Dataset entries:
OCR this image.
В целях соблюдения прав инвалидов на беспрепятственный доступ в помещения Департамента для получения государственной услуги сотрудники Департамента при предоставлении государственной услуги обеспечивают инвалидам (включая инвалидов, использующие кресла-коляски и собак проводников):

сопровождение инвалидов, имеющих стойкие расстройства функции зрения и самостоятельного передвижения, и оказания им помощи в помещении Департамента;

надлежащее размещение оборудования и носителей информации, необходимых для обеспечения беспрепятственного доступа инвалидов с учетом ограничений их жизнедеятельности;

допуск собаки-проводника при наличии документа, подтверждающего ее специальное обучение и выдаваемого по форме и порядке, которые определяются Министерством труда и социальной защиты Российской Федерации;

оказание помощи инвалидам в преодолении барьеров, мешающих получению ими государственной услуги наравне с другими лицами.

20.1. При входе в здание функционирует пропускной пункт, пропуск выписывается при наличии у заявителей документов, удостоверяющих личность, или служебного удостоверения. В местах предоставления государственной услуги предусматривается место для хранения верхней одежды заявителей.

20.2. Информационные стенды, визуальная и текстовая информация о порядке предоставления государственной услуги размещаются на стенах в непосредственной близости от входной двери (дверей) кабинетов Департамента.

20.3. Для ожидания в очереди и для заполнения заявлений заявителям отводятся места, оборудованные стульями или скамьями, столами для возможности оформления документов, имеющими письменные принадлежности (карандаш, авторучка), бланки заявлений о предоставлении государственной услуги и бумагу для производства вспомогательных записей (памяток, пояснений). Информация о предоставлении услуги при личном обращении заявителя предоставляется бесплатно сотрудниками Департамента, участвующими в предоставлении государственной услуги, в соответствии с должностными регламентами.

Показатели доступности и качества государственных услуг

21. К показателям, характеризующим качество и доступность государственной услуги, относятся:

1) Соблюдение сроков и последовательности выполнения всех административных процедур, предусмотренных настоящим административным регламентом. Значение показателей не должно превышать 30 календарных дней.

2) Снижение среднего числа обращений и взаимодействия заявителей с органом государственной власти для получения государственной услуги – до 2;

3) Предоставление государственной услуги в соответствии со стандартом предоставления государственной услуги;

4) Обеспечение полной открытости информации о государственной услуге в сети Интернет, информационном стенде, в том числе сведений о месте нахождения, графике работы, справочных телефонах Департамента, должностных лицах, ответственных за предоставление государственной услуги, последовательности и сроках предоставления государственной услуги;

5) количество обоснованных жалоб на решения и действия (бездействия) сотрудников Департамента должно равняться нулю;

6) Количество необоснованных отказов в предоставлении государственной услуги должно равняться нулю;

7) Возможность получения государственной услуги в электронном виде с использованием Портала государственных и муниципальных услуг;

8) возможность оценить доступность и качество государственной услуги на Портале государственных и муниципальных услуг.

EXERCISE OBJECTIVE: Write an exact transcription of every entry above.

FINAL ANSWER:
OCR this image.
В целях соблюдения прав инвалидов на беспрепятственный доступ в помещения Департамента для получения государственной услуги сотрудники Департамента при предоставлении государственной услуги обеспечивают инвалидам (включая инвалидов, использующие кресла-коляски и собак проводников):

сопровождение инвалидов, имеющих стойкие расстройства функции зрения и самостоятельного передвижения, и оказания им помощи в помещении Департамента;

надлежащее размещение оборудования и носителей информации, необходимых для обеспечения беспрепятственного доступа инвалидов с учетом ограничений их жизнедеятельности;

допуск собаки-проводника при наличии документа, подтверждающего ее специальное обучение и выдаваемого по форме и порядке, которые определяются Министерством труда и социальной защиты Российской Федерации;

оказание помощи инвалидам в преодолении барьеров, мешающих получению ими государственной услуги наравне с другими лицами.

20.1. При входе в здание функционирует пропускной пункт, пропуск выписывается при наличии у заявителей документов, удостоверяющих личность, или служебного удостоверения. В местах предоставления государственной услуги предусматривается место для хранения верхней одежды заявителей.

20.2. Информационные стенды, визуальная и текстовая информация о порядке предоставления государственной услуги размещаются на стенах в непосредственной близости от входной двери (дверей) кабинетов Департамента.

20.3. Для ожидания в очереди и для заполнения заявлений заявителям отводятся места, оборудованные стульями или скамьями, столами для возможности оформления документов, имеющими письменные принадлежности (карандаш, авторучка), бланки заявлений о предоставлении государственной услуги и бумагу для производства вспомогательных записей (памяток, пояснений). Информация о предоставлении услуги при личном обращении заявителя предоставляется бесплатно сотрудниками Департамента, участвующими в предоставлении государственной услуги, в соответствии с должностными регламентами.

Показатели доступности и качества государственных услуг

21. К показателям, характеризующим качество и доступность государственной услуги, относятся:

1) Соблюдение сроков и последовательности выполнения всех административных процедур, предусмотренных настоящим административным регламентом. Значение показателей не должно превышать 30 календарных дней.

2) Снижение среднего числа обращений и взаимодействия заявителей с органом государственной власти для получения государственной услуги – до 2;

3) Предоставление государственной услуги в соответствии со стандартом предоставления государственной услуги;

4) Обеспечение полной открытости информации о государственной услуге в сети Интернет, информационном стенде, в том числе сведений о месте нахождения, графике работы, справочных телефонах Департамента, должностных лицах, ответственных за предоставление государственной услуги, последовательности и сроках предоставления государственной услуги;

5) количество обоснованных жалоб на решения и действия (бездействия) сотрудников Департамента должно равняться нулю;

6) Количество необоснованных отказов в предоставлении государственной услуги должно равняться нулю;

7) Возможность получения государственной услуги в электронном виде с использованием Портала государственных и муниципальных услуг;

8) возможность оценить доступность и качество государственной услуги на Портале государственных и муниципальных услуг.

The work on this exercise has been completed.